::: Supplied records

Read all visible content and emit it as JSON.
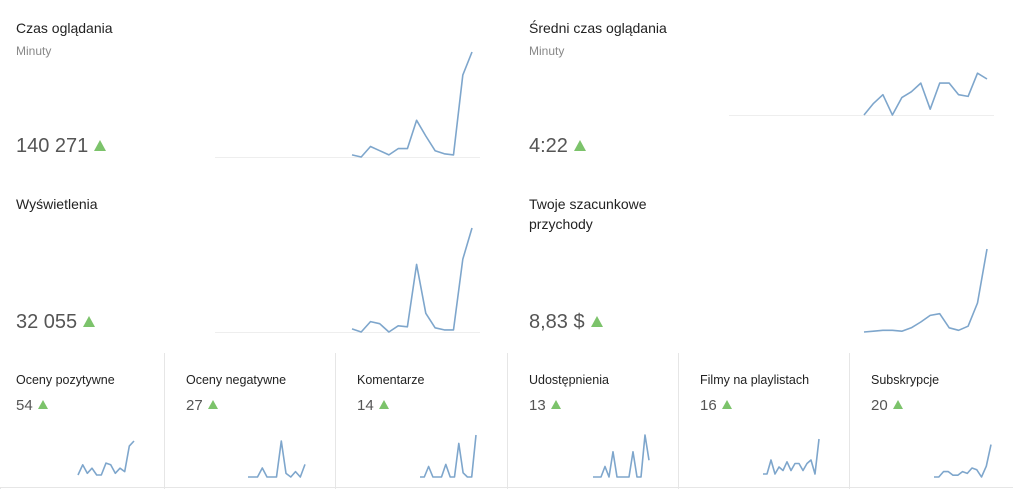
{
  "colors": {
    "line": "#7ea6cc",
    "up": "#7cc36b",
    "border": "#e6e6e6"
  },
  "cards": [
    {
      "title": "Czas oglądania",
      "subtitle": "Minuty",
      "value": "140 271",
      "series": [
        0.02,
        0.0,
        0.1,
        0.06,
        0.02,
        0.08,
        0.08,
        0.35,
        0.2,
        0.06,
        0.03,
        0.02,
        0.78,
        1.0
      ]
    },
    {
      "title": "Średni czas oglądania",
      "subtitle": "Minuty",
      "value": "4:22",
      "series": [
        0.0,
        0.2,
        0.35,
        0.0,
        0.3,
        0.4,
        0.55,
        0.1,
        0.55,
        0.55,
        0.35,
        0.32,
        0.72,
        0.62
      ]
    },
    {
      "title": "Wyświetlenia",
      "subtitle": "",
      "value": "32 055",
      "series": [
        0.03,
        0.0,
        0.1,
        0.08,
        0.0,
        0.06,
        0.05,
        0.65,
        0.18,
        0.04,
        0.02,
        0.02,
        0.7,
        1.0
      ]
    },
    {
      "title": "Twoje szacunkowe przychody",
      "subtitle": "",
      "value": "8,83 $",
      "series": [
        0.0,
        0.01,
        0.02,
        0.02,
        0.01,
        0.05,
        0.12,
        0.2,
        0.22,
        0.05,
        0.02,
        0.07,
        0.35,
        1.0
      ]
    }
  ],
  "small_cards": [
    {
      "title": "Oceny pozytywne",
      "value": "54",
      "series": [
        0.0,
        0.3,
        0.05,
        0.2,
        0.0,
        0.0,
        0.35,
        0.3,
        0.05,
        0.2,
        0.1,
        0.85,
        1.0
      ]
    },
    {
      "title": "Oceny negatywne",
      "value": "27",
      "series": [
        0.0,
        0.0,
        0.0,
        0.25,
        0.0,
        0.0,
        0.0,
        1.0,
        0.1,
        0.0,
        0.15,
        0.0,
        0.35
      ]
    },
    {
      "title": "Komentarze",
      "value": "14",
      "series": [
        0.0,
        0.0,
        0.25,
        0.0,
        0.0,
        0.0,
        0.3,
        0.0,
        0.0,
        0.8,
        0.1,
        0.0,
        0.0,
        1.0
      ]
    },
    {
      "title": "Udostępnienia",
      "value": "13",
      "series": [
        0.0,
        0.0,
        0.0,
        0.25,
        0.0,
        0.6,
        0.0,
        0.0,
        0.0,
        0.0,
        0.6,
        0.0,
        0.0,
        1.0,
        0.4
      ]
    },
    {
      "title": "Filmy na playlistach",
      "value": "16",
      "series": [
        0.0,
        0.0,
        0.4,
        0.0,
        0.2,
        0.1,
        0.35,
        0.1,
        0.3,
        0.3,
        0.1,
        0.3,
        0.4,
        0.0,
        1.0
      ]
    },
    {
      "title": "Subskrypcje",
      "value": "20",
      "series": [
        0.0,
        0.0,
        0.15,
        0.15,
        0.05,
        0.05,
        0.15,
        0.1,
        0.25,
        0.2,
        0.0,
        0.3,
        0.9
      ]
    }
  ]
}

::::::

To be done: Repeat the material above word for word and skip every image in it.

Finished answer:
Read all visible content and emit it as JSON.
{
  "colors": {
    "line": "#7ea6cc",
    "up": "#7cc36b",
    "border": "#e6e6e6"
  },
  "cards": [
    {
      "title": "Czas oglądania",
      "subtitle": "Minuty",
      "value": "140 271",
      "series": [
        0.02,
        0.0,
        0.1,
        0.06,
        0.02,
        0.08,
        0.08,
        0.35,
        0.2,
        0.06,
        0.03,
        0.02,
        0.78,
        1.0
      ]
    },
    {
      "title": "Średni czas oglądania",
      "subtitle": "Minuty",
      "value": "4:22",
      "series": [
        0.0,
        0.2,
        0.35,
        0.0,
        0.3,
        0.4,
        0.55,
        0.1,
        0.55,
        0.55,
        0.35,
        0.32,
        0.72,
        0.62
      ]
    },
    {
      "title": "Wyświetlenia",
      "subtitle": "",
      "value": "32 055",
      "series": [
        0.03,
        0.0,
        0.1,
        0.08,
        0.0,
        0.06,
        0.05,
        0.65,
        0.18,
        0.04,
        0.02,
        0.02,
        0.7,
        1.0
      ]
    },
    {
      "title": "Twoje szacunkowe przychody",
      "subtitle": "",
      "value": "8,83 $",
      "series": [
        0.0,
        0.01,
        0.02,
        0.02,
        0.01,
        0.05,
        0.12,
        0.2,
        0.22,
        0.05,
        0.02,
        0.07,
        0.35,
        1.0
      ]
    }
  ],
  "small_cards": [
    {
      "title": "Oceny pozytywne",
      "value": "54",
      "series": [
        0.0,
        0.3,
        0.05,
        0.2,
        0.0,
        0.0,
        0.35,
        0.3,
        0.05,
        0.2,
        0.1,
        0.85,
        1.0
      ]
    },
    {
      "title": "Oceny negatywne",
      "value": "27",
      "series": [
        0.0,
        0.0,
        0.0,
        0.25,
        0.0,
        0.0,
        0.0,
        1.0,
        0.1,
        0.0,
        0.15,
        0.0,
        0.35
      ]
    },
    {
      "title": "Komentarze",
      "value": "14",
      "series": [
        0.0,
        0.0,
        0.25,
        0.0,
        0.0,
        0.0,
        0.3,
        0.0,
        0.0,
        0.8,
        0.1,
        0.0,
        0.0,
        1.0
      ]
    },
    {
      "title": "Udostępnienia",
      "value": "13",
      "series": [
        0.0,
        0.0,
        0.0,
        0.25,
        0.0,
        0.6,
        0.0,
        0.0,
        0.0,
        0.0,
        0.6,
        0.0,
        0.0,
        1.0,
        0.4
      ]
    },
    {
      "title": "Filmy na playlistach",
      "value": "16",
      "series": [
        0.0,
        0.0,
        0.4,
        0.0,
        0.2,
        0.1,
        0.35,
        0.1,
        0.3,
        0.3,
        0.1,
        0.3,
        0.4,
        0.0,
        1.0
      ]
    },
    {
      "title": "Subskrypcje",
      "value": "20",
      "series": [
        0.0,
        0.0,
        0.15,
        0.15,
        0.05,
        0.05,
        0.15,
        0.1,
        0.25,
        0.2,
        0.0,
        0.3,
        0.9
      ]
    }
  ]
}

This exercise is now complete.